### Input for this task

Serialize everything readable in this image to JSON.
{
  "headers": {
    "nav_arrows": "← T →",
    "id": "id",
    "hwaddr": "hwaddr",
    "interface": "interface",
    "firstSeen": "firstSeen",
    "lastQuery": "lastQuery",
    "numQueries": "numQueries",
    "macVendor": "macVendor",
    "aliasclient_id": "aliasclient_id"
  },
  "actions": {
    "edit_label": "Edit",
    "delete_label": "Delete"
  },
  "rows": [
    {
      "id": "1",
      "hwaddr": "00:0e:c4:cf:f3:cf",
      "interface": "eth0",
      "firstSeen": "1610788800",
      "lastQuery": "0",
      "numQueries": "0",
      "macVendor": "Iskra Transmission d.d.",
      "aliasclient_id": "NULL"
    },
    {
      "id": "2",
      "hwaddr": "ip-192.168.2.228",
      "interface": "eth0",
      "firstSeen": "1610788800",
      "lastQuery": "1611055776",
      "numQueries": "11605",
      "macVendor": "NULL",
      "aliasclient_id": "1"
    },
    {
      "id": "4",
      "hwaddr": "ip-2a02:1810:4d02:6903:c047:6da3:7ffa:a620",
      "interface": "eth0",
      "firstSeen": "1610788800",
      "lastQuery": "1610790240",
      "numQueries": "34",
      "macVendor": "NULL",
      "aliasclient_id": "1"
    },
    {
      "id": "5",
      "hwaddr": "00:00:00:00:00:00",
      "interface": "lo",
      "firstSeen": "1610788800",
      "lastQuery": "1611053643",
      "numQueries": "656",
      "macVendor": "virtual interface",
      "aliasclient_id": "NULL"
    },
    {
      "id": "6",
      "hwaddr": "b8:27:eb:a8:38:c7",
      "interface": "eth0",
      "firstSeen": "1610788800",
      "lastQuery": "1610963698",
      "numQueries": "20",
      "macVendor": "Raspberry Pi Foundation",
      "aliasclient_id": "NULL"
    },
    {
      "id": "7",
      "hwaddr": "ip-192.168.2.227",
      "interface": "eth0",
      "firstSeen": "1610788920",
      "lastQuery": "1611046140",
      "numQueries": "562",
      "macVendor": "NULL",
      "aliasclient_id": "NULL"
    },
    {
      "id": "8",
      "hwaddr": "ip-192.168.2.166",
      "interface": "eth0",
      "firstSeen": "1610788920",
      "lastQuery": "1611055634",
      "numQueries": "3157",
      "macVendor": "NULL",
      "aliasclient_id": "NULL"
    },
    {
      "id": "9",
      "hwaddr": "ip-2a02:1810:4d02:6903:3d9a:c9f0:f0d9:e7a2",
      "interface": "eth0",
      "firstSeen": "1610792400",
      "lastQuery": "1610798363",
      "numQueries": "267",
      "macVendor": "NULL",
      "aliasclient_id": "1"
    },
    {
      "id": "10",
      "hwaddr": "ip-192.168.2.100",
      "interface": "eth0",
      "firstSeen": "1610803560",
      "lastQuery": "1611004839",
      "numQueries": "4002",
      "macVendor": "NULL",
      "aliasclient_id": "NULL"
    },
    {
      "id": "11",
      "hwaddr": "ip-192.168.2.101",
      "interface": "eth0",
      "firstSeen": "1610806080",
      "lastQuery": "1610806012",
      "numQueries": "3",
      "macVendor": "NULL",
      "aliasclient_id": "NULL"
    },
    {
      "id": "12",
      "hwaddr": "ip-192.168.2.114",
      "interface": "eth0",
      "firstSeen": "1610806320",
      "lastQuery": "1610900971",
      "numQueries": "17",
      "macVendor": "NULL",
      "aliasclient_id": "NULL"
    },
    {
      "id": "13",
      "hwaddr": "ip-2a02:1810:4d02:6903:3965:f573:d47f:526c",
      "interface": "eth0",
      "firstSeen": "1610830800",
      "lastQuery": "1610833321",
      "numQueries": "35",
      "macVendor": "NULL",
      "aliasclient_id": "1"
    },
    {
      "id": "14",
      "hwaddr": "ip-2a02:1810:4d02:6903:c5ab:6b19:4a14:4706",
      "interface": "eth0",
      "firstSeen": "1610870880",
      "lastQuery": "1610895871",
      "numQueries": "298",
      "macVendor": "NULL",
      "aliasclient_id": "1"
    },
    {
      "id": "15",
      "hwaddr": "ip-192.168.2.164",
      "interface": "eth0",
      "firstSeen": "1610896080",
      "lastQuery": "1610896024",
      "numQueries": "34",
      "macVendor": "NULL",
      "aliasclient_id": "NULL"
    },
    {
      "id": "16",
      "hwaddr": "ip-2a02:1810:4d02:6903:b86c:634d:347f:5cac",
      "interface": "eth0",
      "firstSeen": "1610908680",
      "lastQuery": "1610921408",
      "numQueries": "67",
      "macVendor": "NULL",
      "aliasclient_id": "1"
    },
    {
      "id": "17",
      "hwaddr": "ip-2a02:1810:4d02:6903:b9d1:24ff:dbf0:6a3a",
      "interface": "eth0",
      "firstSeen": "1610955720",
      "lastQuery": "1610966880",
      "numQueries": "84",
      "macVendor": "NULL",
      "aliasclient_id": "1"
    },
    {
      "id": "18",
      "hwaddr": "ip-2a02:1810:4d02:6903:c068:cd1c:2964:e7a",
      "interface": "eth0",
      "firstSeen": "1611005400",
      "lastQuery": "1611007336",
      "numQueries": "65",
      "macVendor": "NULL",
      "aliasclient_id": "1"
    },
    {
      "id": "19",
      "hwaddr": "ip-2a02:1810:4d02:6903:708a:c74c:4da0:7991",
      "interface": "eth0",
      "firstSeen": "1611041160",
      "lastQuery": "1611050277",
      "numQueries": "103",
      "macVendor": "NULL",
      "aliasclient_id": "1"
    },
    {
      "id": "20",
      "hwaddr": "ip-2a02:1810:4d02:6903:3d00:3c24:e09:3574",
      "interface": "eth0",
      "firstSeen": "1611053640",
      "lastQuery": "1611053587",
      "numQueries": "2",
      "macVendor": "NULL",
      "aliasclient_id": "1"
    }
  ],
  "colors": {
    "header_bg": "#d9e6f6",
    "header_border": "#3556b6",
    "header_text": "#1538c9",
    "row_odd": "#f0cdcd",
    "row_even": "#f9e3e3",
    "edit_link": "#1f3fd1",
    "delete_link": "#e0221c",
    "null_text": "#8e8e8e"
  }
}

######

- **Request**
Copy each entry exactly, with nothing added or dropped.

- **Written solution**
Serialize everything readable in this image to JSON.
{
  "headers": {
    "nav_arrows": "← T →",
    "id": "id",
    "hwaddr": "hwaddr",
    "interface": "interface",
    "firstSeen": "firstSeen",
    "lastQuery": "lastQuery",
    "numQueries": "numQueries",
    "macVendor": "macVendor",
    "aliasclient_id": "aliasclient_id"
  },
  "actions": {
    "edit_label": "Edit",
    "delete_label": "Delete"
  },
  "rows": [
    {
      "id": "1",
      "hwaddr": "00:0e:c4:cf:f3:cf",
      "interface": "eth0",
      "firstSeen": "1610788800",
      "lastQuery": "0",
      "numQueries": "0",
      "macVendor": "Iskra Transmission d.d.",
      "aliasclient_id": "NULL"
    },
    {
      "id": "2",
      "hwaddr": "ip-192.168.2.228",
      "interface": "eth0",
      "firstSeen": "1610788800",
      "lastQuery": "1611055776",
      "numQueries": "11605",
      "macVendor": "NULL",
      "aliasclient_id": "1"
    },
    {
      "id": "4",
      "hwaddr": "ip-2a02:1810:4d02:6903:c047:6da3:7ffa:a620",
      "interface": "eth0",
      "firstSeen": "1610788800",
      "lastQuery": "1610790240",
      "numQueries": "34",
      "macVendor": "NULL",
      "aliasclient_id": "1"
    },
    {
      "id": "5",
      "hwaddr": "00:00:00:00:00:00",
      "interface": "lo",
      "firstSeen": "1610788800",
      "lastQuery": "1611053643",
      "numQueries": "656",
      "macVendor": "virtual interface",
      "aliasclient_id": "NULL"
    },
    {
      "id": "6",
      "hwaddr": "b8:27:eb:a8:38:c7",
      "interface": "eth0",
      "firstSeen": "1610788800",
      "lastQuery": "1610963698",
      "numQueries": "20",
      "macVendor": "Raspberry Pi Foundation",
      "aliasclient_id": "NULL"
    },
    {
      "id": "7",
      "hwaddr": "ip-192.168.2.227",
      "interface": "eth0",
      "firstSeen": "1610788920",
      "lastQuery": "1611046140",
      "numQueries": "562",
      "macVendor": "NULL",
      "aliasclient_id": "NULL"
    },
    {
      "id": "8",
      "hwaddr": "ip-192.168.2.166",
      "interface": "eth0",
      "firstSeen": "1610788920",
      "lastQuery": "1611055634",
      "numQueries": "3157",
      "macVendor": "NULL",
      "aliasclient_id": "NULL"
    },
    {
      "id": "9",
      "hwaddr": "ip-2a02:1810:4d02:6903:3d9a:c9f0:f0d9:e7a2",
      "interface": "eth0",
      "firstSeen": "1610792400",
      "lastQuery": "1610798363",
      "numQueries": "267",
      "macVendor": "NULL",
      "aliasclient_id": "1"
    },
    {
      "id": "10",
      "hwaddr": "ip-192.168.2.100",
      "interface": "eth0",
      "firstSeen": "1610803560",
      "lastQuery": "1611004839",
      "numQueries": "4002",
      "macVendor": "NULL",
      "aliasclient_id": "NULL"
    },
    {
      "id": "11",
      "hwaddr": "ip-192.168.2.101",
      "interface": "eth0",
      "firstSeen": "1610806080",
      "lastQuery": "1610806012",
      "numQueries": "3",
      "macVendor": "NULL",
      "aliasclient_id": "NULL"
    },
    {
      "id": "12",
      "hwaddr": "ip-192.168.2.114",
      "interface": "eth0",
      "firstSeen": "1610806320",
      "lastQuery": "1610900971",
      "numQueries": "17",
      "macVendor": "NULL",
      "aliasclient_id": "NULL"
    },
    {
      "id": "13",
      "hwaddr": "ip-2a02:1810:4d02:6903:3965:f573:d47f:526c",
      "interface": "eth0",
      "firstSeen": "1610830800",
      "lastQuery": "1610833321",
      "numQueries": "35",
      "macVendor": "NULL",
      "aliasclient_id": "1"
    },
    {
      "id": "14",
      "hwaddr": "ip-2a02:1810:4d02:6903:c5ab:6b19:4a14:4706",
      "interface": "eth0",
      "firstSeen": "1610870880",
      "lastQuery": "1610895871",
      "numQueries": "298",
      "macVendor": "NULL",
      "aliasclient_id": "1"
    },
    {
      "id": "15",
      "hwaddr": "ip-192.168.2.164",
      "interface": "eth0",
      "firstSeen": "1610896080",
      "lastQuery": "1610896024",
      "numQueries": "34",
      "macVendor": "NULL",
      "aliasclient_id": "NULL"
    },
    {
      "id": "16",
      "hwaddr": "ip-2a02:1810:4d02:6903:b86c:634d:347f:5cac",
      "interface": "eth0",
      "firstSeen": "1610908680",
      "lastQuery": "1610921408",
      "numQueries": "67",
      "macVendor": "NULL",
      "aliasclient_id": "1"
    },
    {
      "id": "17",
      "hwaddr": "ip-2a02:1810:4d02:6903:b9d1:24ff:dbf0:6a3a",
      "interface": "eth0",
      "firstSeen": "1610955720",
      "lastQuery": "1610966880",
      "numQueries": "84",
      "macVendor": "NULL",
      "aliasclient_id": "1"
    },
    {
      "id": "18",
      "hwaddr": "ip-2a02:1810:4d02:6903:c068:cd1c:2964:e7a",
      "interface": "eth0",
      "firstSeen": "1611005400",
      "lastQuery": "1611007336",
      "numQueries": "65",
      "macVendor": "NULL",
      "aliasclient_id": "1"
    },
    {
      "id": "19",
      "hwaddr": "ip-2a02:1810:4d02:6903:708a:c74c:4da0:7991",
      "interface": "eth0",
      "firstSeen": "1611041160",
      "lastQuery": "1611050277",
      "numQueries": "103",
      "macVendor": "NULL",
      "aliasclient_id": "1"
    },
    {
      "id": "20",
      "hwaddr": "ip-2a02:1810:4d02:6903:3d00:3c24:e09:3574",
      "interface": "eth0",
      "firstSeen": "1611053640",
      "lastQuery": "1611053587",
      "numQueries": "2",
      "macVendor": "NULL",
      "aliasclient_id": "1"
    }
  ],
  "colors": {
    "header_bg": "#d9e6f6",
    "header_border": "#3556b6",
    "header_text": "#1538c9",
    "row_odd": "#f0cdcd",
    "row_even": "#f9e3e3",
    "edit_link": "#1f3fd1",
    "delete_link": "#e0221c",
    "null_text": "#8e8e8e"
  }
}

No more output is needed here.